Give all the lines below again, exactly, with no pictures.

════════════════════

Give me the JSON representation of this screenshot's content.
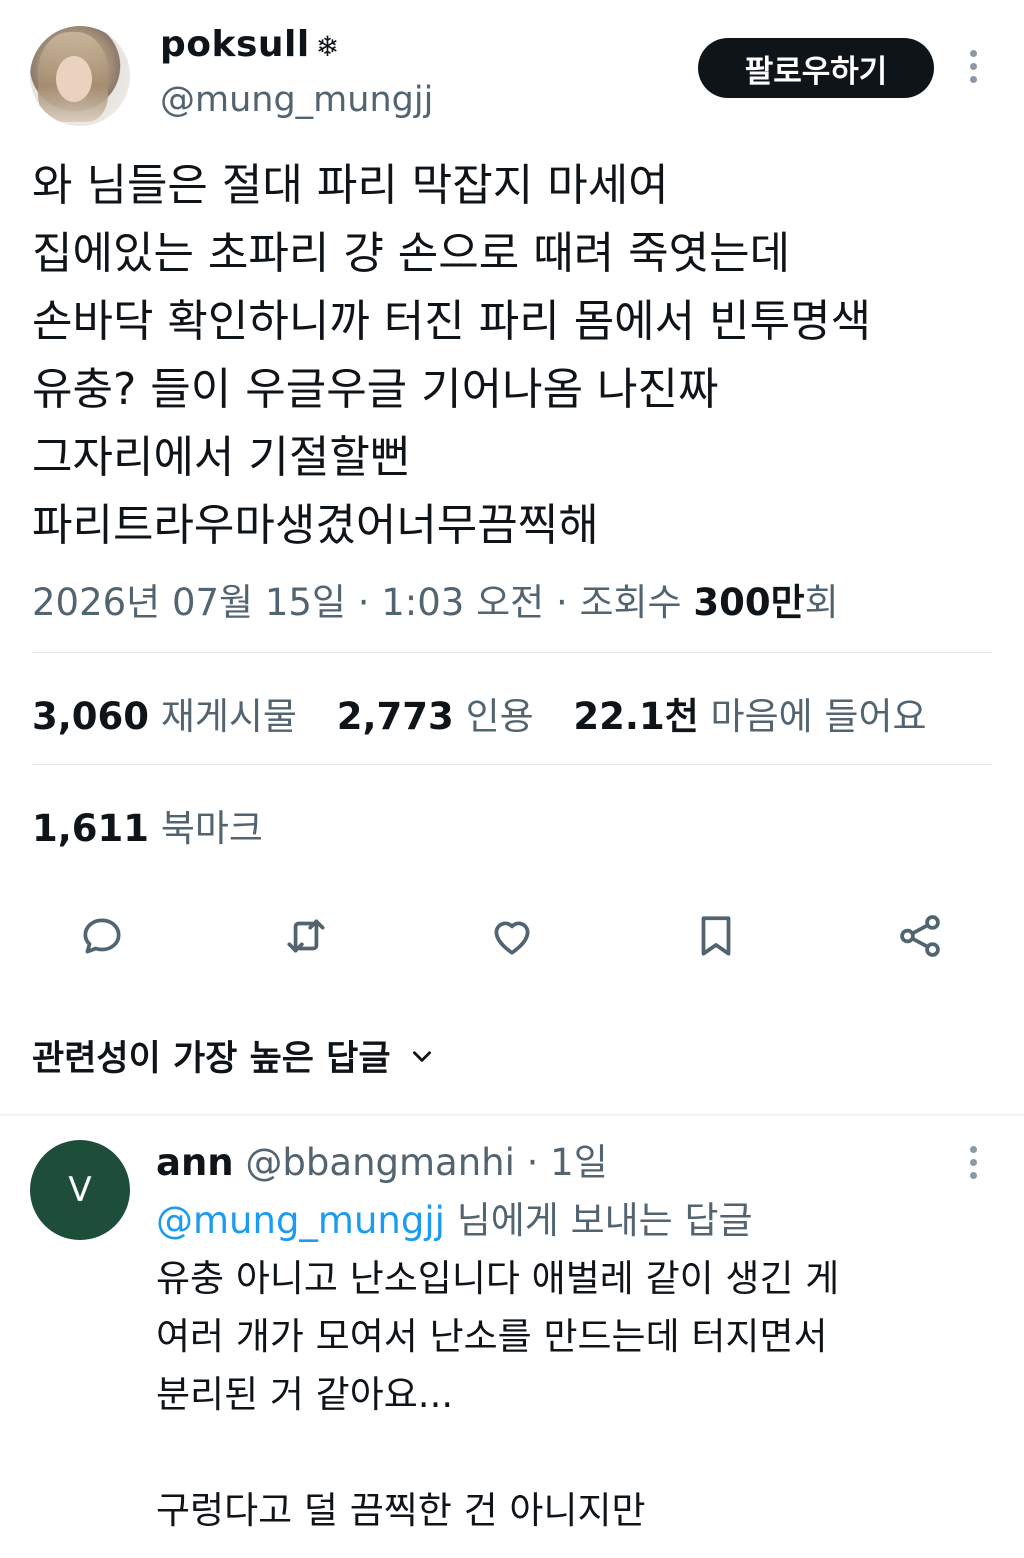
{
  "tweet": {
    "display_name": "poksull",
    "name_badge": "❄",
    "handle": "@mung_mungjj",
    "follow_label": "팔로우하기",
    "lines": [
      "와 님들은 절대 파리 막잡지 마세여",
      "집에있는 초파리 걍 손으로 때려 죽엿는데",
      "손바닥 확인하니까 터진 파리 몸에서 빈투명색",
      "유충? 들이 우글우글 기어나옴 나진짜",
      "그자리에서 기절할뻔",
      "파리트라우마생겼어너무끔찍해"
    ],
    "meta_prefix": "2026년 07월 15일 · 1:03 오전 · 조회수 ",
    "views_value": "300만",
    "views_suffix": "회"
  },
  "stats": {
    "reposts_count": "3,060",
    "reposts_label": "재게시물",
    "quotes_count": "2,773",
    "quotes_label": "인용",
    "likes_count": "22.1천",
    "likes_label": "마음에 들어요",
    "bookmarks_count": "1,611",
    "bookmarks_label": "북마크"
  },
  "actions": [
    "reply-icon",
    "repost-icon",
    "like-icon",
    "bookmark-icon",
    "share-icon"
  ],
  "replies_section": {
    "sort_label": "관련성이 가장 높은 답글"
  },
  "reply": {
    "avatar_letter": "V",
    "name": "ann",
    "handle_time": "@bbangmanhi · 1일",
    "mention": "@mung_mungjj",
    "reply_suffix": "님에게 보내는 답글",
    "lines": [
      "유충 아니고 난소입니다 애벌레 같이 생긴 게",
      "여러 개가 모여서 난소를 만드는데 터지면서",
      "분리된 거 같아요...",
      "",
      "구렁다고 덜 끔찍한 건 아니지만"
    ]
  },
  "colors": {
    "text": "#0f1419",
    "secondary": "#536471",
    "link": "#1d9bf0",
    "button_bg": "#0f1419",
    "reply_avatar_bg": "#1e4d3a"
  }
}
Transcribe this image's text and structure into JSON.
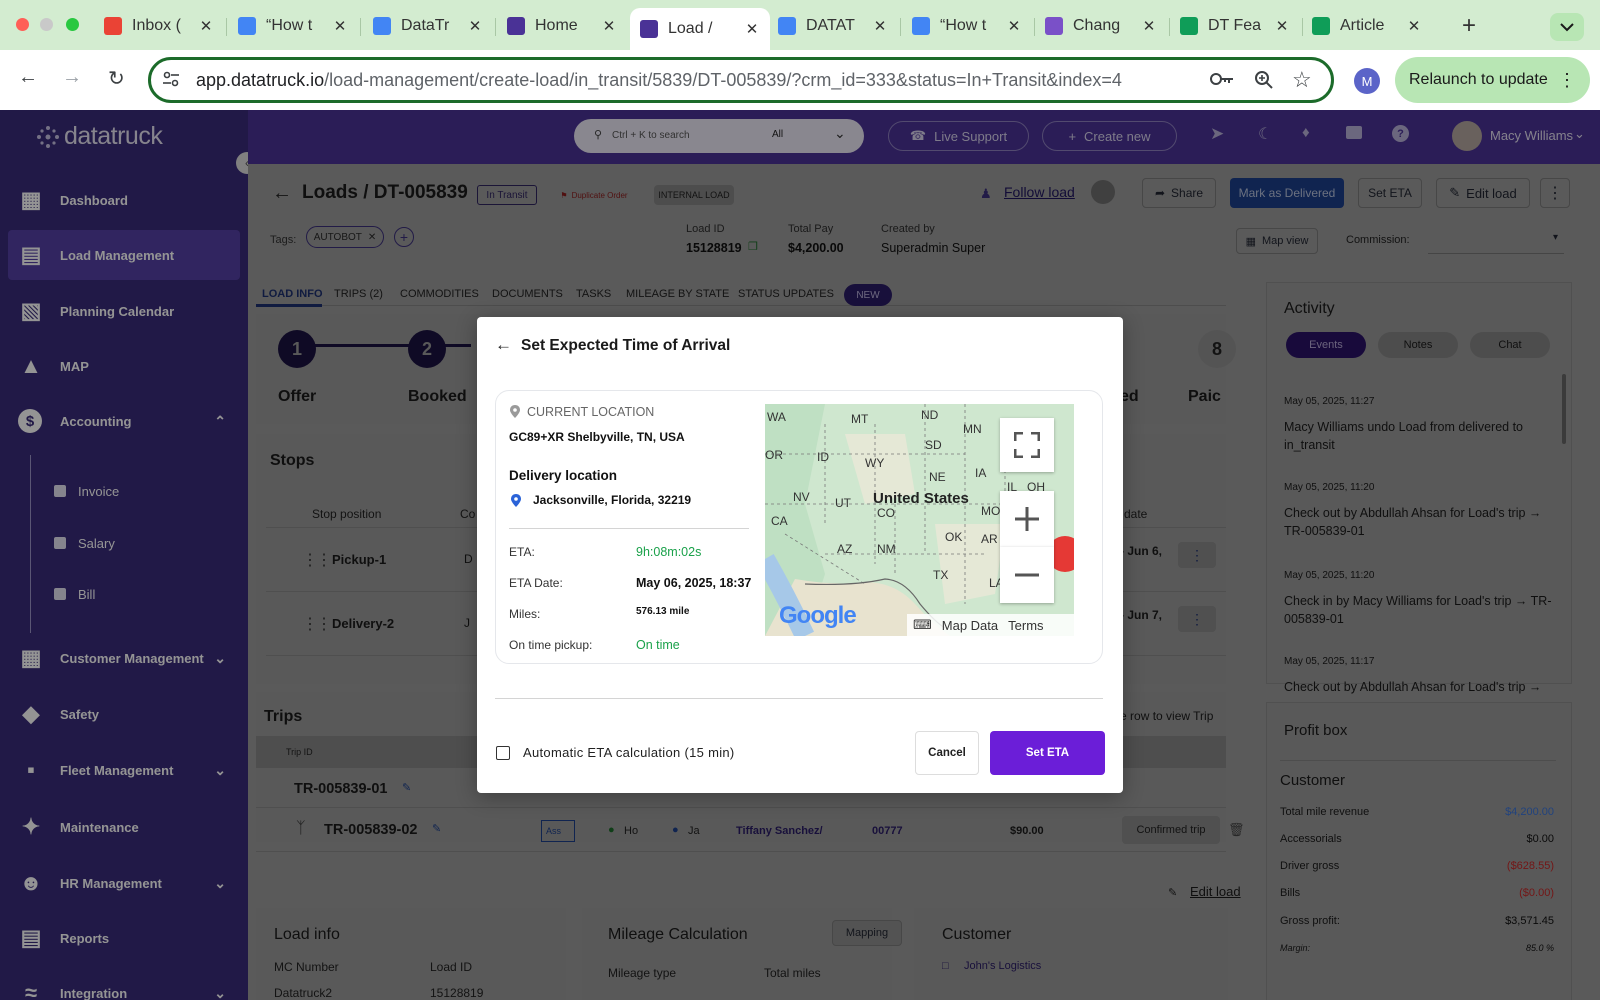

════════════════════

• _Worked answer_
Give me the JSON representation of this screenshot's content.
{
  "tweet": {
    "display_name": "poksull",
    "name_badge": "❄",
    "handle": "@mung_mungjj",
    "follow_label": "팔로우하기",
    "lines": [
      "와 님들은 절대 파리 막잡지 마세여",
      "집에있는 초파리 걍 손으로 때려 죽엿는데",
      "손바닥 확인하니까 터진 파리 몸에서 빈투명색",
      "유충? 들이 우글우글 기어나옴 나진짜",
      "그자리에서 기절할뻔",
      "파리트라우마생겼어너무끔찍해"
    ],
    "meta_prefix": "2026년 07월 15일 · 1:03 오전 · 조회수 ",
    "views_value": "300만",
    "views_suffix": "회"
  },
  "stats": {
    "reposts_count": "3,060",
    "reposts_label": "재게시물",
    "quotes_count": "2,773",
    "quotes_label": "인용",
    "likes_count": "22.1천",
    "likes_label": "마음에 들어요",
    "bookmarks_count": "1,611",
    "bookmarks_label": "북마크"
  },
  "actions": [
    "reply-icon",
    "repost-icon",
    "like-icon",
    "bookmark-icon",
    "share-icon"
  ],
  "replies_section": {
    "sort_label": "관련성이 가장 높은 답글"
  },
  "reply": {
    "avatar_letter": "V",
    "name": "ann",
    "handle_time": "@bbangmanhi · 1일",
    "mention": "@mung_mungjj",
    "reply_suffix": "님에게 보내는 답글",
    "lines": [
      "유충 아니고 난소입니다 애벌레 같이 생긴 게",
      "여러 개가 모여서 난소를 만드는데 터지면서",
      "분리된 거 같아요...",
      "",
      "구렁다고 덜 끔찍한 건 아니지만"
    ]
  },
  "colors": {
    "text": "#0f1419",
    "secondary": "#536471",
    "link": "#1d9bf0",
    "button_bg": "#0f1419",
    "reply_avatar_bg": "#1e4d3a"
  }
}
Transcribe this image's text and structure into JSON.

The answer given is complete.